**What the task asks:** Copy each line of the records that holds the string "cert".

**Records for the exercise:**
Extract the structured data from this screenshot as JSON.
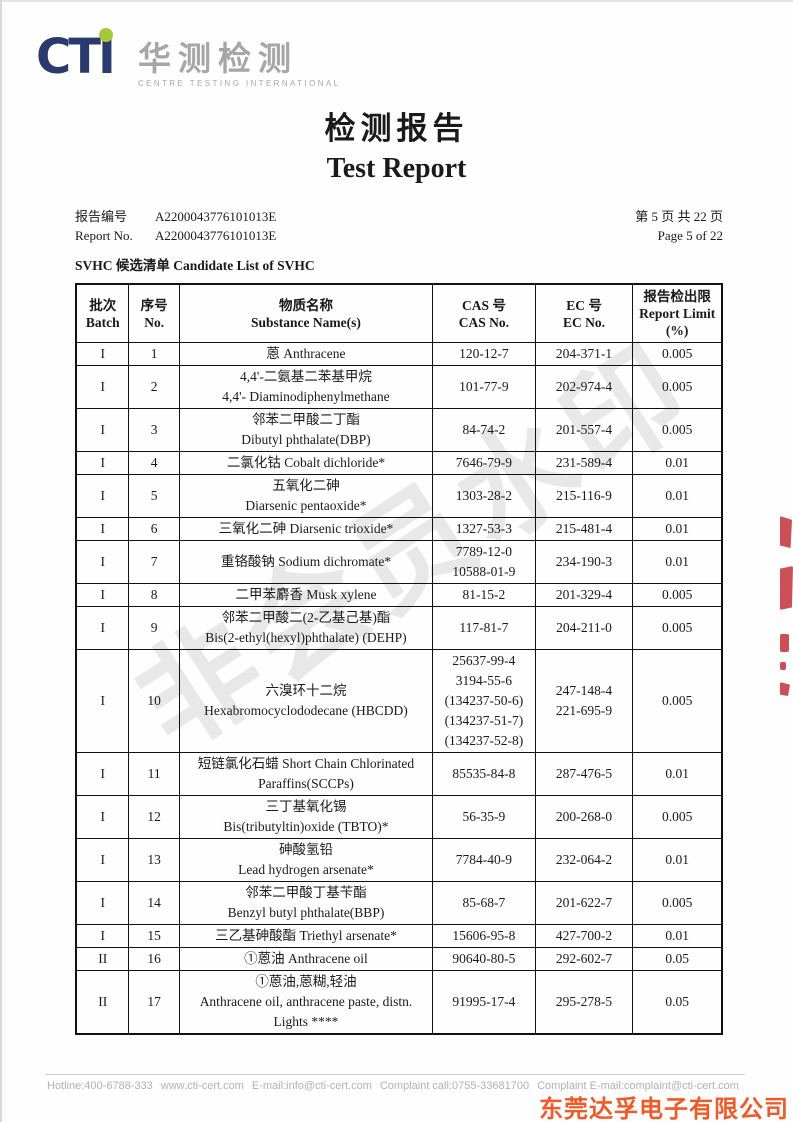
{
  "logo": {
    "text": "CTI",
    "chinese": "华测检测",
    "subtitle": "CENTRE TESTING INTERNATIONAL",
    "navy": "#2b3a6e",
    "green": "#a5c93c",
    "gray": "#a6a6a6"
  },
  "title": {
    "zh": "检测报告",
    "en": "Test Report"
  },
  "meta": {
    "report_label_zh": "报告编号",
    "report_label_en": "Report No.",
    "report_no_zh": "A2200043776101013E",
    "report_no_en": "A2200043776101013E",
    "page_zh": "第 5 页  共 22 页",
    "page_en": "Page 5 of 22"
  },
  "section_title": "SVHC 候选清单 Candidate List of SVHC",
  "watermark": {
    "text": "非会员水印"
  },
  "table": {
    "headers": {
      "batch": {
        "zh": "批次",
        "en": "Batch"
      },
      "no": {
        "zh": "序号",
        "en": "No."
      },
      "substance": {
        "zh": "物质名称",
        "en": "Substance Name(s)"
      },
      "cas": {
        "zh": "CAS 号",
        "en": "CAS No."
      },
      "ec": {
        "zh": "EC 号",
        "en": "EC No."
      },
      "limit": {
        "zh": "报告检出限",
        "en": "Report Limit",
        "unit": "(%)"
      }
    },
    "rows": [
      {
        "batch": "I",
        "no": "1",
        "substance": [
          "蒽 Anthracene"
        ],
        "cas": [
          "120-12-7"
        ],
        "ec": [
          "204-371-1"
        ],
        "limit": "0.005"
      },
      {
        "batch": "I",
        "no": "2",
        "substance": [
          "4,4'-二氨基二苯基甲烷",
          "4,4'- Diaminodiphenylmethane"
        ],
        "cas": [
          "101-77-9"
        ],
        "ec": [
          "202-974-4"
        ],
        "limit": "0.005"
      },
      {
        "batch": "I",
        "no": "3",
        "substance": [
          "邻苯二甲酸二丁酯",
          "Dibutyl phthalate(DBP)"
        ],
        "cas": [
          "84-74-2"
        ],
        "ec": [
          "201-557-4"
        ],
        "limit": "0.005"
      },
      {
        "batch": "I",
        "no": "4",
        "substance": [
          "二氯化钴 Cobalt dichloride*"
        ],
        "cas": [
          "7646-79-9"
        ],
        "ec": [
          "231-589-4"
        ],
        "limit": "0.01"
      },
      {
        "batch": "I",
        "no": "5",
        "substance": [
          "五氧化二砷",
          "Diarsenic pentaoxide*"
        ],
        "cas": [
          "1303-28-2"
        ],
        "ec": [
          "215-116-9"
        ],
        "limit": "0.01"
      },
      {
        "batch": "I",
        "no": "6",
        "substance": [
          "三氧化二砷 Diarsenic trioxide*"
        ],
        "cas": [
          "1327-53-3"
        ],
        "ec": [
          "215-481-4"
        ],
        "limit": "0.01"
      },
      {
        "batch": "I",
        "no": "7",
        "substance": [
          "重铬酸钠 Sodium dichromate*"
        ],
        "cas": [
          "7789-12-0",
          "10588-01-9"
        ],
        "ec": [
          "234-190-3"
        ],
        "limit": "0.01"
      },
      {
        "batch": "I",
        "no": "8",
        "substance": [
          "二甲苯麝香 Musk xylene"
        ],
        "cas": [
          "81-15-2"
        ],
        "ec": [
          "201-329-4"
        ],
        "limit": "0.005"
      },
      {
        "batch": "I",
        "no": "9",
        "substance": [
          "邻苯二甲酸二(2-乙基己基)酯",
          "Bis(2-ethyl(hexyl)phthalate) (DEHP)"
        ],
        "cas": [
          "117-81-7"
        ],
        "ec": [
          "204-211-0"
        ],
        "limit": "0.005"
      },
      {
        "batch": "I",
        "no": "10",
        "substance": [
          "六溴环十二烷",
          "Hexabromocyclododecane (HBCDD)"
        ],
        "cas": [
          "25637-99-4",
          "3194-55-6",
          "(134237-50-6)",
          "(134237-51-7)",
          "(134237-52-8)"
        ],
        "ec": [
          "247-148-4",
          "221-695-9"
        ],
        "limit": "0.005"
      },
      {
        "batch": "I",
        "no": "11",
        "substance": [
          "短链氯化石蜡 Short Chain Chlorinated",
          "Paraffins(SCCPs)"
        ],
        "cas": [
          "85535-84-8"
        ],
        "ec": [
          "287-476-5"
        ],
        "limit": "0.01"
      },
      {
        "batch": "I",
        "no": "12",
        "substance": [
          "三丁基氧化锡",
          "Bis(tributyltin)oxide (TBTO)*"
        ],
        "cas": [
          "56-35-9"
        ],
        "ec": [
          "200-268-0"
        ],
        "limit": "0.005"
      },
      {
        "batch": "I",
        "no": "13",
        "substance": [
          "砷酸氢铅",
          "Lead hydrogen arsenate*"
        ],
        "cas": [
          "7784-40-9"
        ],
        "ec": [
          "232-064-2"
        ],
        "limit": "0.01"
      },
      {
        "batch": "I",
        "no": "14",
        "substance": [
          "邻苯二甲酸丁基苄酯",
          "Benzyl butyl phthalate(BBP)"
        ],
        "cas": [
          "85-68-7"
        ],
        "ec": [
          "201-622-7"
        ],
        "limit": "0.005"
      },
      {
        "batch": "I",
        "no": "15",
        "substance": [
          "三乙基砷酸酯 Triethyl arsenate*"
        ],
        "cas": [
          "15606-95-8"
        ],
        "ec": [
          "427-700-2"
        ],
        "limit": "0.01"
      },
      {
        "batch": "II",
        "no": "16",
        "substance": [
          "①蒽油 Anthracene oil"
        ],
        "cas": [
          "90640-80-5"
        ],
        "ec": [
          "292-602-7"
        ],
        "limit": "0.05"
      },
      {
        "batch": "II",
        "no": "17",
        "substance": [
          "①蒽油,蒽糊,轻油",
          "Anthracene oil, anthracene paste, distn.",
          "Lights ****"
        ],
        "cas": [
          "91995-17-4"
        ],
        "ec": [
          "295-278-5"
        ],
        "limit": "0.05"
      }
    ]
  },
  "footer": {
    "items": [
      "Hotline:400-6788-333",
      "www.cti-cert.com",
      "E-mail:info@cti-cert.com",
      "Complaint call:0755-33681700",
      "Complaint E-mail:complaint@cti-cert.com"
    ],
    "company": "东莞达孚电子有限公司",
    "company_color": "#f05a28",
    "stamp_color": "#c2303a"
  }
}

**Solution:**
      "www.cti-cert.com",
      "E-mail:info@cti-cert.com",
      "Complaint E-mail:complaint@cti-cert.com"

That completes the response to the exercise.